Copy every line of the data exactly, leaving nothing out.
[START Record extracts]
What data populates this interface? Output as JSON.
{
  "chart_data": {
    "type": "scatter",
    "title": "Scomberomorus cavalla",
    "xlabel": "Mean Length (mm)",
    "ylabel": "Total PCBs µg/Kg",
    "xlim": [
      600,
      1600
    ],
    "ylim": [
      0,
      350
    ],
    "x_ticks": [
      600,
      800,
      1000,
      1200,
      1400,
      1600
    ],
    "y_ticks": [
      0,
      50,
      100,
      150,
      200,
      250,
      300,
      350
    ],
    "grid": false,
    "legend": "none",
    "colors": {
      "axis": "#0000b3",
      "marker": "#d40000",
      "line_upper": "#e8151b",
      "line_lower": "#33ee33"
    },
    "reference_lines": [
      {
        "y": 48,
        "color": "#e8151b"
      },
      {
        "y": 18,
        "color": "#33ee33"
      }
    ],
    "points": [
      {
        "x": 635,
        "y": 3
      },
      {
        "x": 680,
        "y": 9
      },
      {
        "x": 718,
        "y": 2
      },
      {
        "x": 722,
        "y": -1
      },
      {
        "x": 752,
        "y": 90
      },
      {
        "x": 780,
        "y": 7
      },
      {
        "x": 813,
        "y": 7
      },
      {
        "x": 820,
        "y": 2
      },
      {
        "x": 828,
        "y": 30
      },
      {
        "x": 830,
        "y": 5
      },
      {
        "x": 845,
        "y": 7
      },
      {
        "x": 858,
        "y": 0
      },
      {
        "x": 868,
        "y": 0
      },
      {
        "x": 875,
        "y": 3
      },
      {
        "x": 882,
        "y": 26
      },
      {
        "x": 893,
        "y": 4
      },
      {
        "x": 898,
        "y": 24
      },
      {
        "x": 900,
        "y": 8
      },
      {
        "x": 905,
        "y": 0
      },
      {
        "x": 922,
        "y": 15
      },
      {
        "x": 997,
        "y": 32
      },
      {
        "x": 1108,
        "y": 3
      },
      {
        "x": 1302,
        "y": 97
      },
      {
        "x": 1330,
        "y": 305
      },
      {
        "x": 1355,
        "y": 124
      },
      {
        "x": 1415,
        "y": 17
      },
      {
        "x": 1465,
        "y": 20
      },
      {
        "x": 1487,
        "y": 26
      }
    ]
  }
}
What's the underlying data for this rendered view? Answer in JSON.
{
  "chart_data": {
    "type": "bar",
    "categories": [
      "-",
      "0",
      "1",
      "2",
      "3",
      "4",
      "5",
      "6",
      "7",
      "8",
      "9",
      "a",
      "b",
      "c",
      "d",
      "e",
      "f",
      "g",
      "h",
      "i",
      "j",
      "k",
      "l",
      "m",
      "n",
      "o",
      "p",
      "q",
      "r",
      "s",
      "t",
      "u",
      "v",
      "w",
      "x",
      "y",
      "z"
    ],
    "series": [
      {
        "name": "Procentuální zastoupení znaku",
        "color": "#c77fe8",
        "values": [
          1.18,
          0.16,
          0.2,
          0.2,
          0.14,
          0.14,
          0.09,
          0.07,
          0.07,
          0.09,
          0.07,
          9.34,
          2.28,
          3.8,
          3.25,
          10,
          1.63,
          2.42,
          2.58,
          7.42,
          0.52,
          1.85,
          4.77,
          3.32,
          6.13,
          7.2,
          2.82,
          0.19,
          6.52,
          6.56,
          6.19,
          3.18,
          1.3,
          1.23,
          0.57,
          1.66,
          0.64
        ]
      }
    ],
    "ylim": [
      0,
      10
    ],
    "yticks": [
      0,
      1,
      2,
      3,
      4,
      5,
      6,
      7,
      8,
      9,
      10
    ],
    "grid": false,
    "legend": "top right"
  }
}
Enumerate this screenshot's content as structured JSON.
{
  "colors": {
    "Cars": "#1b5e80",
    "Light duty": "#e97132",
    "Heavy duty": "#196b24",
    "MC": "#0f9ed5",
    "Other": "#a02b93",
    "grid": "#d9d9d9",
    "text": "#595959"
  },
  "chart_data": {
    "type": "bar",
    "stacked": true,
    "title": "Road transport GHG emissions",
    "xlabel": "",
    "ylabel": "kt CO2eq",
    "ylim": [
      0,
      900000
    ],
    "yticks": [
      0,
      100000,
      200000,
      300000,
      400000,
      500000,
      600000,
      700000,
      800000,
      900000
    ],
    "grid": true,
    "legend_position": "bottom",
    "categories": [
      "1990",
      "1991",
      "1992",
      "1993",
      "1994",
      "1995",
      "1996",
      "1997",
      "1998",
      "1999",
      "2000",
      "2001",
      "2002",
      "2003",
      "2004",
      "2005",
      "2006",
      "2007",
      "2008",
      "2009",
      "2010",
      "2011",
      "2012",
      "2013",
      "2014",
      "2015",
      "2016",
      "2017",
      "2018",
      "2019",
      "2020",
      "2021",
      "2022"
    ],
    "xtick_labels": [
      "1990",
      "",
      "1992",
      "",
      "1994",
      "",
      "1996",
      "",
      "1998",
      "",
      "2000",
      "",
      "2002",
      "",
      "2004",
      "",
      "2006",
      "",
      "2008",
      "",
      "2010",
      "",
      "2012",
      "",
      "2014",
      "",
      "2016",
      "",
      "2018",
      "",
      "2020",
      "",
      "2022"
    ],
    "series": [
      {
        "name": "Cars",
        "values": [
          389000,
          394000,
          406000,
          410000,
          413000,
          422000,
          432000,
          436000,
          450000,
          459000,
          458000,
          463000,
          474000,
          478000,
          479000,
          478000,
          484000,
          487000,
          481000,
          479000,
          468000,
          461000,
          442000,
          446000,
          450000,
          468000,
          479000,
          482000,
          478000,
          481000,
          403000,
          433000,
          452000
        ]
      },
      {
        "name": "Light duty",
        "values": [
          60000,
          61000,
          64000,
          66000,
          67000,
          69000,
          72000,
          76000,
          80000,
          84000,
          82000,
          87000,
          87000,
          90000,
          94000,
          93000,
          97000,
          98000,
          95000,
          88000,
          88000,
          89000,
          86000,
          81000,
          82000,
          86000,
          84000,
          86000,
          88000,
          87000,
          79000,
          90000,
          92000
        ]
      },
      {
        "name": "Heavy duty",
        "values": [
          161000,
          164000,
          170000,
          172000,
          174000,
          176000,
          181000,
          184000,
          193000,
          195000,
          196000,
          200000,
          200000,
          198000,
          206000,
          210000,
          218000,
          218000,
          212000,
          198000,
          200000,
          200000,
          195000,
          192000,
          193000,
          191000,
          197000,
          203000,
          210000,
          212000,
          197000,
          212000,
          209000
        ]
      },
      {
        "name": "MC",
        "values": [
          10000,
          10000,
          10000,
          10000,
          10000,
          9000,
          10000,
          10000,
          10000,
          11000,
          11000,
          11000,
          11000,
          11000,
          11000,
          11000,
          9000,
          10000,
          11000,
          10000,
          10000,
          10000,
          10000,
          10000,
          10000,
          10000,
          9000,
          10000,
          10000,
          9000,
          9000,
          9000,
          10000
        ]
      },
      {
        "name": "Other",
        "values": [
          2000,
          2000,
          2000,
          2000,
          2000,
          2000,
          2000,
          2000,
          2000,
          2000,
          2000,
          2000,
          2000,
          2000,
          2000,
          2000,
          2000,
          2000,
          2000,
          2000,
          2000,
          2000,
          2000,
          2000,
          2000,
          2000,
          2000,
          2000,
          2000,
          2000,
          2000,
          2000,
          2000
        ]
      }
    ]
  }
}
[END Record extracts]
### Response
What data populates this interface? Output as JSON.
{
  "chart_data": {
    "type": "scatter",
    "title": "Scomberomorus cavalla",
    "xlabel": "Mean Length (mm)",
    "ylabel": "Total PCBs µg/Kg",
    "xlim": [
      600,
      1600
    ],
    "ylim": [
      0,
      350
    ],
    "x_ticks": [
      600,
      800,
      1000,
      1200,
      1400,
      1600
    ],
    "y_ticks": [
      0,
      50,
      100,
      150,
      200,
      250,
      300,
      350
    ],
    "grid": false,
    "legend": "none",
    "colors": {
      "axis": "#0000b3",
      "marker": "#d40000",
      "line_upper": "#e8151b",
      "line_lower": "#33ee33"
    },
    "reference_lines": [
      {
        "y": 48,
        "color": "#e8151b"
      },
      {
        "y": 18,
        "color": "#33ee33"
      }
    ],
    "points": [
      {
        "x": 635,
        "y": 3
      },
      {
        "x": 680,
        "y": 9
      },
      {
        "x": 718,
        "y": 2
      },
      {
        "x": 722,
        "y": -1
      },
      {
        "x": 752,
        "y": 90
      },
      {
        "x": 780,
        "y": 7
      },
      {
        "x": 813,
        "y": 7
      },
      {
        "x": 820,
        "y": 2
      },
      {
        "x": 828,
        "y": 30
      },
      {
        "x": 830,
        "y": 5
      },
      {
        "x": 845,
        "y": 7
      },
      {
        "x": 858,
        "y": 0
      },
      {
        "x": 868,
        "y": 0
      },
      {
        "x": 875,
        "y": 3
      },
      {
        "x": 882,
        "y": 26
      },
      {
        "x": 893,
        "y": 4
      },
      {
        "x": 898,
        "y": 24
      },
      {
        "x": 900,
        "y": 8
      },
      {
        "x": 905,
        "y": 0
      },
      {
        "x": 922,
        "y": 15
      },
      {
        "x": 997,
        "y": 32
      },
      {
        "x": 1108,
        "y": 3
      },
      {
        "x": 1302,
        "y": 97
      },
      {
        "x": 1330,
        "y": 305
      },
      {
        "x": 1355,
        "y": 124
      },
      {
        "x": 1415,
        "y": 17
      },
      {
        "x": 1465,
        "y": 20
      },
      {
        "x": 1487,
        "y": 26
      }
    ]
  }
}
What's the underlying data for this rendered view? Answer in JSON.
{
  "chart_data": {
    "type": "bar",
    "categories": [
      "-",
      "0",
      "1",
      "2",
      "3",
      "4",
      "5",
      "6",
      "7",
      "8",
      "9",
      "a",
      "b",
      "c",
      "d",
      "e",
      "f",
      "g",
      "h",
      "i",
      "j",
      "k",
      "l",
      "m",
      "n",
      "o",
      "p",
      "q",
      "r",
      "s",
      "t",
      "u",
      "v",
      "w",
      "x",
      "y",
      "z"
    ],
    "series": [
      {
        "name": "Procentuální zastoupení znaku",
        "color": "#c77fe8",
        "values": [
          1.18,
          0.16,
          0.2,
          0.2,
          0.14,
          0.14,
          0.09,
          0.07,
          0.07,
          0.09,
          0.07,
          9.34,
          2.28,
          3.8,
          3.25,
          10,
          1.63,
          2.42,
          2.58,
          7.42,
          0.52,
          1.85,
          4.77,
          3.32,
          6.13,
          7.2,
          2.82,
          0.19,
          6.52,
          6.56,
          6.19,
          3.18,
          1.3,
          1.23,
          0.57,
          1.66,
          0.64
        ]
      }
    ],
    "ylim": [
      0,
      10
    ],
    "yticks": [
      0,
      1,
      2,
      3,
      4,
      5,
      6,
      7,
      8,
      9,
      10
    ],
    "grid": false,
    "legend": "top right"
  }
}
Enumerate this screenshot's content as structured JSON.
{
  "colors": {
    "Cars": "#1b5e80",
    "Light duty": "#e97132",
    "Heavy duty": "#196b24",
    "MC": "#0f9ed5",
    "Other": "#a02b93",
    "grid": "#d9d9d9",
    "text": "#595959"
  },
  "chart_data": {
    "type": "bar",
    "stacked": true,
    "title": "Road transport GHG emissions",
    "xlabel": "",
    "ylabel": "kt CO2eq",
    "ylim": [
      0,
      900000
    ],
    "yticks": [
      0,
      100000,
      200000,
      300000,
      400000,
      500000,
      600000,
      700000,
      800000,
      900000
    ],
    "grid": true,
    "legend_position": "bottom",
    "categories": [
      "1990",
      "1991",
      "1992",
      "1993",
      "1994",
      "1995",
      "1996",
      "1997",
      "1998",
      "1999",
      "2000",
      "2001",
      "2002",
      "2003",
      "2004",
      "2005",
      "2006",
      "2007",
      "2008",
      "2009",
      "2010",
      "2011",
      "2012",
      "2013",
      "2014",
      "2015",
      "2016",
      "2017",
      "2018",
      "2019",
      "2020",
      "2021",
      "2022"
    ],
    "xtick_labels": [
      "1990",
      "",
      "1992",
      "",
      "1994",
      "",
      "1996",
      "",
      "1998",
      "",
      "2000",
      "",
      "2002",
      "",
      "2004",
      "",
      "2006",
      "",
      "2008",
      "",
      "2010",
      "",
      "2012",
      "",
      "2014",
      "",
      "2016",
      "",
      "2018",
      "",
      "2020",
      "",
      "2022"
    ],
    "series": [
      {
        "name": "Cars",
        "values": [
          389000,
          394000,
          406000,
          410000,
          413000,
          422000,
          432000,
          436000,
          450000,
          459000,
          458000,
          463000,
          474000,
          478000,
          479000,
          478000,
          484000,
          487000,
          481000,
          479000,
          468000,
          461000,
          442000,
          446000,
          450000,
          468000,
          479000,
          482000,
          478000,
          481000,
          403000,
          433000,
          452000
        ]
      },
      {
        "name": "Light duty",
        "values": [
          60000,
          61000,
          64000,
          66000,
          67000,
          69000,
          72000,
          76000,
          80000,
          84000,
          82000,
          87000,
          87000,
          90000,
          94000,
          93000,
          97000,
          98000,
          95000,
          88000,
          88000,
          89000,
          86000,
          81000,
          82000,
          86000,
          84000,
          86000,
          88000,
          87000,
          79000,
          90000,
          92000
        ]
      },
      {
        "name": "Heavy duty",
        "values": [
          161000,
          164000,
          170000,
          172000,
          174000,
          176000,
          181000,
          184000,
          193000,
          195000,
          196000,
          200000,
          200000,
          198000,
          206000,
          210000,
          218000,
          218000,
          212000,
          198000,
          200000,
          200000,
          195000,
          192000,
          193000,
          191000,
          197000,
          203000,
          210000,
          212000,
          197000,
          212000,
          209000
        ]
      },
      {
        "name": "MC",
        "values": [
          10000,
          10000,
          10000,
          10000,
          10000,
          9000,
          10000,
          10000,
          10000,
          11000,
          11000,
          11000,
          11000,
          11000,
          11000,
          11000,
          9000,
          10000,
          11000,
          10000,
          10000,
          10000,
          10000,
          10000,
          10000,
          10000,
          9000,
          10000,
          10000,
          9000,
          9000,
          9000,
          10000
        ]
      },
      {
        "name": "Other",
        "values": [
          2000,
          2000,
          2000,
          2000,
          2000,
          2000,
          2000,
          2000,
          2000,
          2000,
          2000,
          2000,
          2000,
          2000,
          2000,
          2000,
          2000,
          2000,
          2000,
          2000,
          2000,
          2000,
          2000,
          2000,
          2000,
          2000,
          2000,
          2000,
          2000,
          2000,
          2000,
          2000,
          2000
        ]
      }
    ]
  }
}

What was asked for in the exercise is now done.